**Work to complete**: Return all lines from the listing below in which the string "true" occurs.

**Available data**:
┌──
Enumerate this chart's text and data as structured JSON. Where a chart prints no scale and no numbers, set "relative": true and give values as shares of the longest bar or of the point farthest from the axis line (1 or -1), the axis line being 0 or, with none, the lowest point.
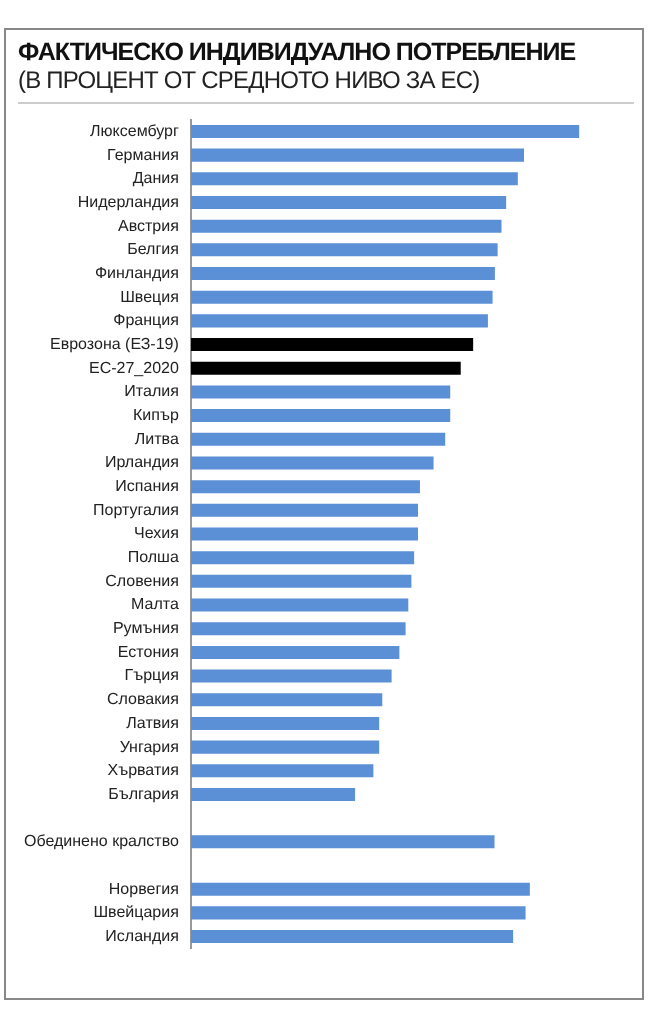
{
  "chart_data": {
    "type": "bar",
    "orientation": "horizontal",
    "relative": true,
    "legend": false,
    "title": "ФАКТИЧЕСКО ИНДИВИДУАЛНО ПОТРЕБЛЕНИЕ",
    "subtitle": "(В ПРОЦЕНТ ОТ СРЕДНОТО НИВО ЗА ЕС)",
    "categories": [
      "Люксембург",
      "Германия",
      "Дания",
      "Нидерландия",
      "Австрия",
      "Белгия",
      "Финландия",
      "Швеция",
      "Франция",
      "Еврозона (ЕЗ-19)",
      "ЕС-27_2020",
      "Италия",
      "Кипър",
      "Литва",
      "Ирландия",
      "Испания",
      "Португалия",
      "Чехия",
      "Полша",
      "Словения",
      "Малта",
      "Румъния",
      "Естония",
      "Гърция",
      "Словакия",
      "Латвия",
      "Унгария",
      "Хърватия",
      "България",
      null,
      "Обединено кралство",
      null,
      "Норвегия",
      "Швейцария",
      "Исландия"
    ],
    "values": [
      1,
      0.858,
      0.842,
      0.812,
      0.8,
      0.79,
      0.783,
      0.777,
      0.765,
      0.727,
      0.695,
      0.668,
      0.668,
      0.655,
      0.625,
      0.59,
      0.585,
      0.585,
      0.575,
      0.568,
      0.56,
      0.553,
      0.537,
      0.517,
      0.493,
      0.485,
      0.485,
      0.47,
      0.423,
      null,
      0.782,
      null,
      0.873,
      0.862,
      0.83
    ],
    "colors": [
      "#5b8fd6",
      "#5b8fd6",
      "#5b8fd6",
      "#5b8fd6",
      "#5b8fd6",
      "#5b8fd6",
      "#5b8fd6",
      "#5b8fd6",
      "#5b8fd6",
      "#000000",
      "#000000",
      "#5b8fd6",
      "#5b8fd6",
      "#5b8fd6",
      "#5b8fd6",
      "#5b8fd6",
      "#5b8fd6",
      "#5b8fd6",
      "#5b8fd6",
      "#5b8fd6",
      "#5b8fd6",
      "#5b8fd6",
      "#5b8fd6",
      "#5b8fd6",
      "#5b8fd6",
      "#5b8fd6",
      "#5b8fd6",
      "#5b8fd6",
      "#5b8fd6",
      "#5b8fd6",
      "#5b8fd6",
      "#5b8fd6",
      "#5b8fd6",
      "#5b8fd6",
      "#5b8fd6"
    ]
  }
}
└──
**Reply to the exercise**:
Enumerate this chart's text and data as structured JSON. Where a chart prints no scale and no numbers, set "relative": true and give values as shares of the longest bar or of the point farthest from the axis line (1 or -1), the axis line being 0 or, with none, the lowest point.
    "relative": true,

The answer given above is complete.